• Work to do
Give a verbatim quotation of every record.

═════ Dataset records ═════

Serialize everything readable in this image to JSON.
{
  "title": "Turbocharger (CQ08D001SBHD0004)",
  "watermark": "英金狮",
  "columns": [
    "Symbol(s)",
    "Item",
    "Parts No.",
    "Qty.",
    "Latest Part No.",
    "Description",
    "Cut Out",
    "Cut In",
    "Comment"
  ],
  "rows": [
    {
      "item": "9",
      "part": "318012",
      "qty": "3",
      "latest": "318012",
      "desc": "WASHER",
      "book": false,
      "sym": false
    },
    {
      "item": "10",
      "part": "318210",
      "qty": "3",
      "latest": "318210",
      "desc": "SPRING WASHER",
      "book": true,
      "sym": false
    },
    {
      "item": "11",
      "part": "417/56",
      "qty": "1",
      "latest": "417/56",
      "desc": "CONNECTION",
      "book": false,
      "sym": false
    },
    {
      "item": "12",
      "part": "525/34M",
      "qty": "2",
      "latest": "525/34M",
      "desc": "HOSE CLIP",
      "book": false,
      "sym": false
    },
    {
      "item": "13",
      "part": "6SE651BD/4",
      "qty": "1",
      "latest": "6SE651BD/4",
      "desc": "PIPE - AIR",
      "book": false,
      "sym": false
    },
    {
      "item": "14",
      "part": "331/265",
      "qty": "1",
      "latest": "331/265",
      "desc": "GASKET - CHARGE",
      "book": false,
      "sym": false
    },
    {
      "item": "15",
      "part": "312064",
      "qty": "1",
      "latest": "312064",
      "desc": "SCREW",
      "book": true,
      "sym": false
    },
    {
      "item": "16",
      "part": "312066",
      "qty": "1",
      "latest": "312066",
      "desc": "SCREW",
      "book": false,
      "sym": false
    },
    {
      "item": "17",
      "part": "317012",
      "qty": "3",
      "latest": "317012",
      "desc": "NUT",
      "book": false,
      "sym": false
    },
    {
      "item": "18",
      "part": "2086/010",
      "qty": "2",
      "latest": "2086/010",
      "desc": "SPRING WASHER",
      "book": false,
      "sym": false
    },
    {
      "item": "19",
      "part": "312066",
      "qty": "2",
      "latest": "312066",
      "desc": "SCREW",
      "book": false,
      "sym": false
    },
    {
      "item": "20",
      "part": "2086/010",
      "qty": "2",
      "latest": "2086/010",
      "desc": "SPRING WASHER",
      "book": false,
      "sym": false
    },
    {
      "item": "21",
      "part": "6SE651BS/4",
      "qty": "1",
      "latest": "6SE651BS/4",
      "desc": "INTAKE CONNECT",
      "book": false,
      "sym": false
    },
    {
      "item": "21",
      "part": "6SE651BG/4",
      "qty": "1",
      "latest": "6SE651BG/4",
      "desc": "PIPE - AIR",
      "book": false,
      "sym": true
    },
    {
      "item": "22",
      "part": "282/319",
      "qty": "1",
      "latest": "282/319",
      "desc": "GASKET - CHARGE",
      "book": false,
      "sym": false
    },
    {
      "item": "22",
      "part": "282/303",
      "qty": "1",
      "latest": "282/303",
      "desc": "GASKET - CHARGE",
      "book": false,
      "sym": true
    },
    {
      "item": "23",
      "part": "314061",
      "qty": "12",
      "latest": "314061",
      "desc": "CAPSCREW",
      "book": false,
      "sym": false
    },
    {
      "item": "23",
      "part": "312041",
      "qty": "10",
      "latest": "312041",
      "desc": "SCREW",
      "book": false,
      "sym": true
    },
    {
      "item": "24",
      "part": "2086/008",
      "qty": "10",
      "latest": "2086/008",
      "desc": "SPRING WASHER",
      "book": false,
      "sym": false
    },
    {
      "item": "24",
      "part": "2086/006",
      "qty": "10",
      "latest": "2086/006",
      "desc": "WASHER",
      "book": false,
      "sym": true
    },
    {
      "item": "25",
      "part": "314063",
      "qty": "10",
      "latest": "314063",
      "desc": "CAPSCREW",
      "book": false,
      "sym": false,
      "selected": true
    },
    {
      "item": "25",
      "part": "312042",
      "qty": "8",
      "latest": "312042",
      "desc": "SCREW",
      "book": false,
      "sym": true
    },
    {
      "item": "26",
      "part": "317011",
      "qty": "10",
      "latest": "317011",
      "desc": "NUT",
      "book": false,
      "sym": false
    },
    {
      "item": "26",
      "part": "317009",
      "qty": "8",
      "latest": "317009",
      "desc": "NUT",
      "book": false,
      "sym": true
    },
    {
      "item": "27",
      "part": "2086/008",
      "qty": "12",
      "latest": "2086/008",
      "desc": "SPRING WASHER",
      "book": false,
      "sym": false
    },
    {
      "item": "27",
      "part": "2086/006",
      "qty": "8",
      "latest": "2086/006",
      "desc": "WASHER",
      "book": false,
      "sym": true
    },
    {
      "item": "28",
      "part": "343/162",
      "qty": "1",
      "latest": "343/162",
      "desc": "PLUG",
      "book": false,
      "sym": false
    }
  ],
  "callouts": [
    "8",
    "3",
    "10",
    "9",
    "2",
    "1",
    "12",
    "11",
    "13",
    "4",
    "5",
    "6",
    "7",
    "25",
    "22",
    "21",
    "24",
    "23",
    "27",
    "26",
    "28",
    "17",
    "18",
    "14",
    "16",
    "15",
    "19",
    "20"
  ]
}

═════

• Written solution
Serialize everything readable in this image to JSON.
{
  "title": "Turbocharger (CQ08D001SBHD0004)",
  "watermark": "英金狮",
  "columns": [
    "Symbol(s)",
    "Item",
    "Parts No.",
    "Qty.",
    "Latest Part No.",
    "Description",
    "Cut Out",
    "Cut In",
    "Comment"
  ],
  "rows": [
    {
      "item": "9",
      "part": "318012",
      "qty": "3",
      "latest": "318012",
      "desc": "WASHER",
      "book": false,
      "sym": false
    },
    {
      "item": "10",
      "part": "318210",
      "qty": "3",
      "latest": "318210",
      "desc": "SPRING WASHER",
      "book": true,
      "sym": false
    },
    {
      "item": "11",
      "part": "417/56",
      "qty": "1",
      "latest": "417/56",
      "desc": "CONNECTION",
      "book": false,
      "sym": false
    },
    {
      "item": "12",
      "part": "525/34M",
      "qty": "2",
      "latest": "525/34M",
      "desc": "HOSE CLIP",
      "book": false,
      "sym": false
    },
    {
      "item": "13",
      "part": "6SE651BD/4",
      "qty": "1",
      "latest": "6SE651BD/4",
      "desc": "PIPE - AIR",
      "book": false,
      "sym": false
    },
    {
      "item": "14",
      "part": "331/265",
      "qty": "1",
      "latest": "331/265",
      "desc": "GASKET - CHARGE",
      "book": false,
      "sym": false
    },
    {
      "item": "15",
      "part": "312064",
      "qty": "1",
      "latest": "312064",
      "desc": "SCREW",
      "book": true,
      "sym": false
    },
    {
      "item": "16",
      "part": "312066",
      "qty": "1",
      "latest": "312066",
      "desc": "SCREW",
      "book": false,
      "sym": false
    },
    {
      "item": "17",
      "part": "317012",
      "qty": "3",
      "latest": "317012",
      "desc": "NUT",
      "book": false,
      "sym": false
    },
    {
      "item": "18",
      "part": "2086/010",
      "qty": "2",
      "latest": "2086/010",
      "desc": "SPRING WASHER",
      "book": false,
      "sym": false
    },
    {
      "item": "19",
      "part": "312066",
      "qty": "2",
      "latest": "312066",
      "desc": "SCREW",
      "book": false,
      "sym": false
    },
    {
      "item": "20",
      "part": "2086/010",
      "qty": "2",
      "latest": "2086/010",
      "desc": "SPRING WASHER",
      "book": false,
      "sym": false
    },
    {
      "item": "21",
      "part": "6SE651BS/4",
      "qty": "1",
      "latest": "6SE651BS/4",
      "desc": "INTAKE CONNECT",
      "book": false,
      "sym": false
    },
    {
      "item": "21",
      "part": "6SE651BG/4",
      "qty": "1",
      "latest": "6SE651BG/4",
      "desc": "PIPE - AIR",
      "book": false,
      "sym": true
    },
    {
      "item": "22",
      "part": "282/319",
      "qty": "1",
      "latest": "282/319",
      "desc": "GASKET - CHARGE",
      "book": false,
      "sym": false
    },
    {
      "item": "22",
      "part": "282/303",
      "qty": "1",
      "latest": "282/303",
      "desc": "GASKET - CHARGE",
      "book": false,
      "sym": true
    },
    {
      "item": "23",
      "part": "314061",
      "qty": "12",
      "latest": "314061",
      "desc": "CAPSCREW",
      "book": false,
      "sym": false
    },
    {
      "item": "23",
      "part": "312041",
      "qty": "10",
      "latest": "312041",
      "desc": "SCREW",
      "book": false,
      "sym": true
    },
    {
      "item": "24",
      "part": "2086/008",
      "qty": "10",
      "latest": "2086/008",
      "desc": "SPRING WASHER",
      "book": false,
      "sym": false
    },
    {
      "item": "24",
      "part": "2086/006",
      "qty": "10",
      "latest": "2086/006",
      "desc": "WASHER",
      "book": false,
      "sym": true
    },
    {
      "item": "25",
      "part": "314063",
      "qty": "10",
      "latest": "314063",
      "desc": "CAPSCREW",
      "book": false,
      "sym": false,
      "selected": true
    },
    {
      "item": "25",
      "part": "312042",
      "qty": "8",
      "latest": "312042",
      "desc": "SCREW",
      "book": false,
      "sym": true
    },
    {
      "item": "26",
      "part": "317011",
      "qty": "10",
      "latest": "317011",
      "desc": "NUT",
      "book": false,
      "sym": false
    },
    {
      "item": "26",
      "part": "317009",
      "qty": "8",
      "latest": "317009",
      "desc": "NUT",
      "book": false,
      "sym": true
    },
    {
      "item": "27",
      "part": "2086/008",
      "qty": "12",
      "latest": "2086/008",
      "desc": "SPRING WASHER",
      "book": false,
      "sym": false
    },
    {
      "item": "27",
      "part": "2086/006",
      "qty": "8",
      "latest": "2086/006",
      "desc": "WASHER",
      "book": false,
      "sym": true
    },
    {
      "item": "28",
      "part": "343/162",
      "qty": "1",
      "latest": "343/162",
      "desc": "PLUG",
      "book": false,
      "sym": false
    }
  ],
  "callouts": [
    "8",
    "3",
    "10",
    "9",
    "2",
    "1",
    "12",
    "11",
    "13",
    "4",
    "5",
    "6",
    "7",
    "25",
    "22",
    "21",
    "24",
    "23",
    "27",
    "26",
    "28",
    "17",
    "18",
    "14",
    "16",
    "15",
    "19",
    "20"
  ]
}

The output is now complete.